Work to do:
Write out the records again, exactly, leaving none out.

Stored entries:
= = = =

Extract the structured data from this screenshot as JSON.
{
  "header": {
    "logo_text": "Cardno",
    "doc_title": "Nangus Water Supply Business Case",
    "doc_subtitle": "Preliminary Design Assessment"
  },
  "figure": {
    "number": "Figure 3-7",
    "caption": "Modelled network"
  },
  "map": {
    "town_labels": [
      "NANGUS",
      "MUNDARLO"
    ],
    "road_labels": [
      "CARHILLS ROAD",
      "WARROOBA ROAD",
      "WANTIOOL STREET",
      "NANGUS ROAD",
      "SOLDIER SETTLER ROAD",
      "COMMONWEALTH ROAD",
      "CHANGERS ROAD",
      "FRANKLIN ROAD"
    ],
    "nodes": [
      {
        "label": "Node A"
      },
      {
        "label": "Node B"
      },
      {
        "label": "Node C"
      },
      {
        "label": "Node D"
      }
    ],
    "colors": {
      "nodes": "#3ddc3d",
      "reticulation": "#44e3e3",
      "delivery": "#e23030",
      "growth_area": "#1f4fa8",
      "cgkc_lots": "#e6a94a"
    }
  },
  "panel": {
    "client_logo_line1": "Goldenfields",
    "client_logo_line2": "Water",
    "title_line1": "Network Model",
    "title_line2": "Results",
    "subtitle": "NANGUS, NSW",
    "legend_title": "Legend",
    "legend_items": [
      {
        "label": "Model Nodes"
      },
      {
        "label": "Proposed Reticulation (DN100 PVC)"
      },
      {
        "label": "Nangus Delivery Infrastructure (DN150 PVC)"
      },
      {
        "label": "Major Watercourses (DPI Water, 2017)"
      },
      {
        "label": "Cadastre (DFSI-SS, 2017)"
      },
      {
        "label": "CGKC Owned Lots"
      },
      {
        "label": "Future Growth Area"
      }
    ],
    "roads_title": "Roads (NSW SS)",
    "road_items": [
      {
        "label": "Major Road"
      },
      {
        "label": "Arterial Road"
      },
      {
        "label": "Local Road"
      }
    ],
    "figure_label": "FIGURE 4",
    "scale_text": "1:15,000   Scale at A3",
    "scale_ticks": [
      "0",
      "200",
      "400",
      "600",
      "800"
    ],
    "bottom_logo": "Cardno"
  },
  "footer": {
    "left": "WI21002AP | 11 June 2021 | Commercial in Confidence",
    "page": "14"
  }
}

= = = =

Solved exercise:
Extract the structured data from this screenshot as JSON.
{
  "header": {
    "logo_text": "Cardno",
    "doc_title": "Nangus Water Supply Business Case",
    "doc_subtitle": "Preliminary Design Assessment"
  },
  "figure": {
    "number": "Figure 3-7",
    "caption": "Modelled network"
  },
  "map": {
    "town_labels": [
      "NANGUS",
      "MUNDARLO"
    ],
    "road_labels": [
      "CARHILLS ROAD",
      "WARROOBA ROAD",
      "WANTIOOL STREET",
      "NANGUS ROAD",
      "SOLDIER SETTLER ROAD",
      "COMMONWEALTH ROAD",
      "CHANGERS ROAD",
      "FRANKLIN ROAD"
    ],
    "nodes": [
      {
        "label": "Node A"
      },
      {
        "label": "Node B"
      },
      {
        "label": "Node C"
      },
      {
        "label": "Node D"
      }
    ],
    "colors": {
      "nodes": "#3ddc3d",
      "reticulation": "#44e3e3",
      "delivery": "#e23030",
      "growth_area": "#1f4fa8",
      "cgkc_lots": "#e6a94a"
    }
  },
  "panel": {
    "client_logo_line1": "Goldenfields",
    "client_logo_line2": "Water",
    "title_line1": "Network Model",
    "title_line2": "Results",
    "subtitle": "NANGUS, NSW",
    "legend_title": "Legend",
    "legend_items": [
      {
        "label": "Model Nodes"
      },
      {
        "label": "Proposed Reticulation (DN100 PVC)"
      },
      {
        "label": "Nangus Delivery Infrastructure (DN150 PVC)"
      },
      {
        "label": "Major Watercourses (DPI Water, 2017)"
      },
      {
        "label": "Cadastre (DFSI-SS, 2017)"
      },
      {
        "label": "CGKC Owned Lots"
      },
      {
        "label": "Future Growth Area"
      }
    ],
    "roads_title": "Roads (NSW SS)",
    "road_items": [
      {
        "label": "Major Road"
      },
      {
        "label": "Arterial Road"
      },
      {
        "label": "Local Road"
      }
    ],
    "figure_label": "FIGURE 4",
    "scale_text": "1:15,000   Scale at A3",
    "scale_ticks": [
      "0",
      "200",
      "400",
      "600",
      "800"
    ],
    "bottom_logo": "Cardno"
  },
  "footer": {
    "left": "WI21002AP | 11 June 2021 | Commercial in Confidence",
    "page": "14"
  }
}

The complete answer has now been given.